> [TASK TO COMPLETE]
Would you output the whole listing below, exactly as it reads?

Stored records
(begin)

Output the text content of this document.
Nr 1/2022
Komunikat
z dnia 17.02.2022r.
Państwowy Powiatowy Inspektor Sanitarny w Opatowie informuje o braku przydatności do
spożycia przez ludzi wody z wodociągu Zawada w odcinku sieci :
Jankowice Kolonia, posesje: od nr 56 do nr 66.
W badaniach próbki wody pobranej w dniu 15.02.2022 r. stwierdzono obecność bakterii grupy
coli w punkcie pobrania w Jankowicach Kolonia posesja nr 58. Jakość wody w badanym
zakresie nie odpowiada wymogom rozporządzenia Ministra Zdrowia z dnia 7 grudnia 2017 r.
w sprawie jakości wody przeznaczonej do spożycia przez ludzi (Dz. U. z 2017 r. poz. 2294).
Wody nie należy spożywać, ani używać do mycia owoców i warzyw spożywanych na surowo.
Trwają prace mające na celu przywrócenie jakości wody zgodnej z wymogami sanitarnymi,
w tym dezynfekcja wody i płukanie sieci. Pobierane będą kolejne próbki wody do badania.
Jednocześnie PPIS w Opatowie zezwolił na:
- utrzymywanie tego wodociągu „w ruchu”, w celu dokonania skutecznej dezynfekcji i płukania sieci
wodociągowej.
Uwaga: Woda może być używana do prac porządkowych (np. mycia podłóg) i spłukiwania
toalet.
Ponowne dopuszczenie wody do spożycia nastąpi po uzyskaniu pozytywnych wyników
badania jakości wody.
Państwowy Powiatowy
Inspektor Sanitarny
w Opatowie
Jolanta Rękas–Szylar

(end)

> [SOLUTION TO THIS TASK]
Output the text content of this document.
Nr 1/2022
Komunikat
z dnia 17.02.2022r.
Państwowy Powiatowy Inspektor Sanitarny w Opatowie informuje o braku przydatności do
spożycia przez ludzi wody z wodociągu Zawada w odcinku sieci :
Jankowice Kolonia, posesje: od nr 56 do nr 66.
W badaniach próbki wody pobranej w dniu 15.02.2022 r. stwierdzono obecność bakterii grupy
coli w punkcie pobrania w Jankowicach Kolonia posesja nr 58. Jakość wody w badanym
zakresie nie odpowiada wymogom rozporządzenia Ministra Zdrowia z dnia 7 grudnia 2017 r.
w sprawie jakości wody przeznaczonej do spożycia przez ludzi (Dz. U. z 2017 r. poz. 2294).
Wody nie należy spożywać, ani używać do mycia owoców i warzyw spożywanych na surowo.
Trwają prace mające na celu przywrócenie jakości wody zgodnej z wymogami sanitarnymi,
w tym dezynfekcja wody i płukanie sieci. Pobierane będą kolejne próbki wody do badania.
Jednocześnie PPIS w Opatowie zezwolił na:
- utrzymywanie tego wodociągu „w ruchu”, w celu dokonania skutecznej dezynfekcji i płukania sieci
wodociągowej.
Uwaga: Woda może być używana do prac porządkowych (np. mycia podłóg) i spłukiwania
toalet.
Ponowne dopuszczenie wody do spożycia nastąpi po uzyskaniu pozytywnych wyników
badania jakości wody.
Państwowy Powiatowy
Inspektor Sanitarny
w Opatowie
Jolanta Rękas–Szylar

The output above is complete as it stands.